WORK TO BE COMPLETED →
Pictures do not belong in the copy; transcribe everything else in the records exactly.

[Collection entries]
>> start
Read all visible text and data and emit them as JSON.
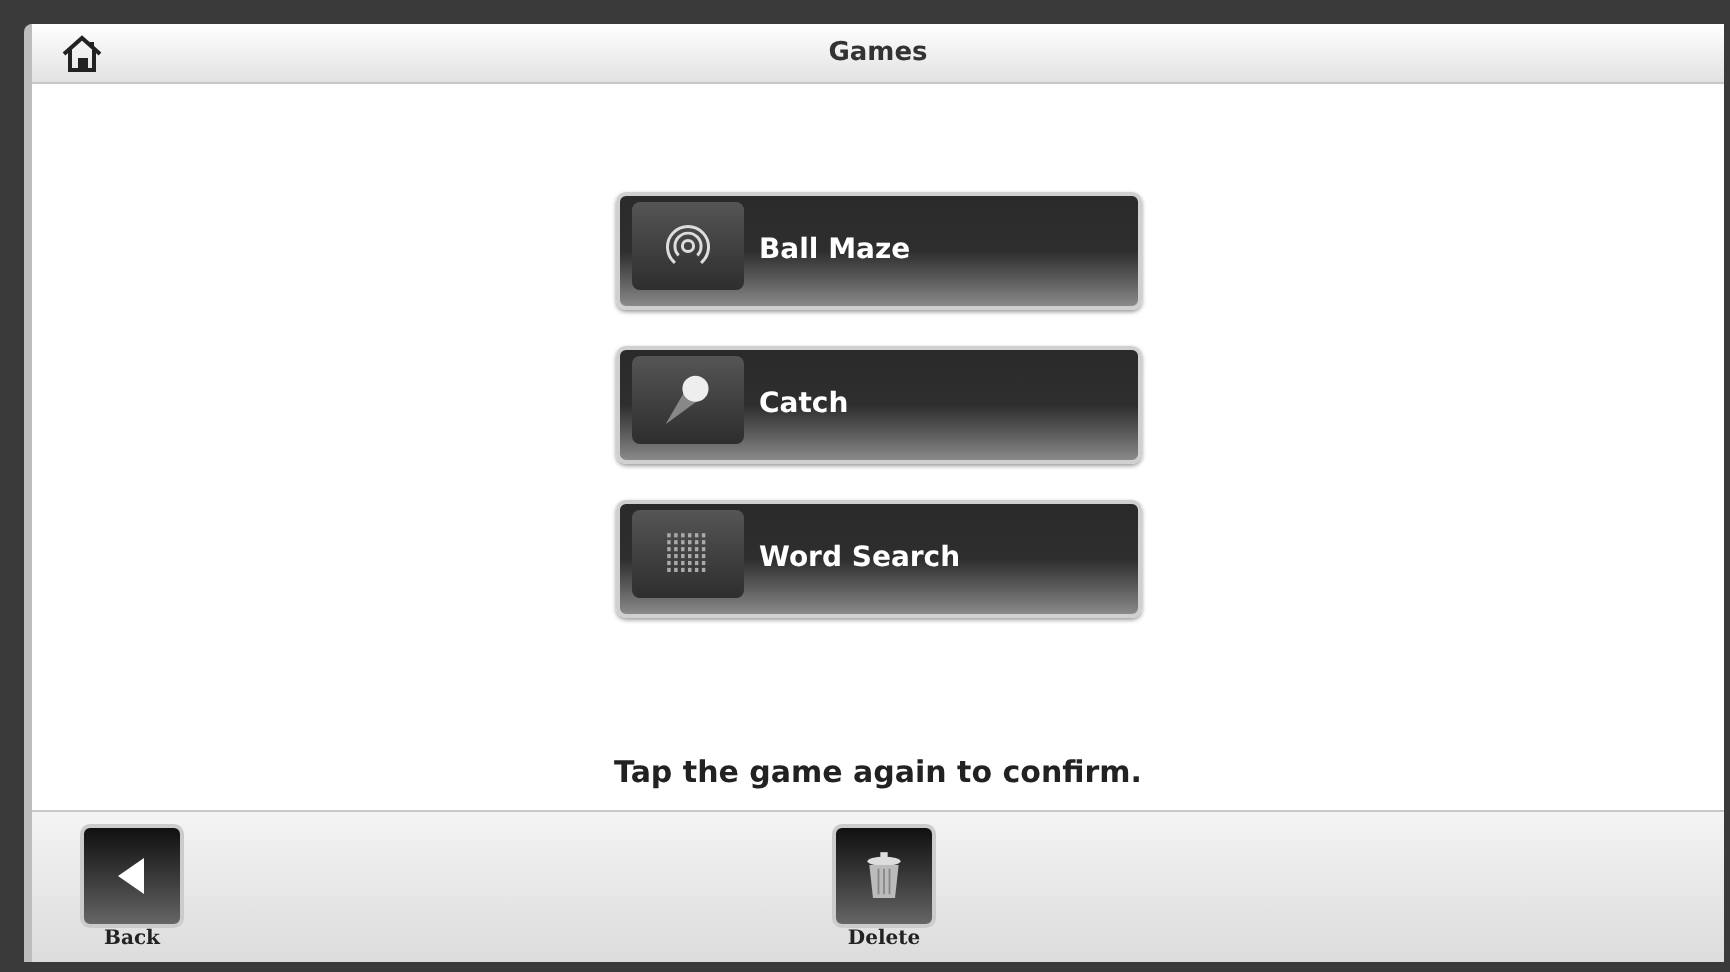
{
  "header": {
    "title": "Games"
  },
  "games": [
    {
      "label": "Ball Maze",
      "kind": "maze"
    },
    {
      "label": "Catch",
      "kind": "catch"
    },
    {
      "label": "Word Search",
      "kind": "word_search"
    }
  ],
  "message": "Tap the game again to confirm.",
  "footer": [
    {
      "label": "Back",
      "kind": "back"
    },
    {
      "label": "Delete",
      "kind": "delete"
    }
  ]
}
>> end
PROBLEM SOLUTION →
Read all visible text and data and emit them as JSON.
{
  "header": {
    "title": "Games"
  },
  "games": [
    {
      "label": "Ball Maze",
      "kind": "maze"
    },
    {
      "label": "Catch",
      "kind": "catch"
    },
    {
      "label": "Word Search",
      "kind": "word_search"
    }
  ],
  "message": "Tap the game again to confirm.",
  "footer": [
    {
      "label": "Back",
      "kind": "back"
    },
    {
      "label": "Delete",
      "kind": "delete"
    }
  ]
}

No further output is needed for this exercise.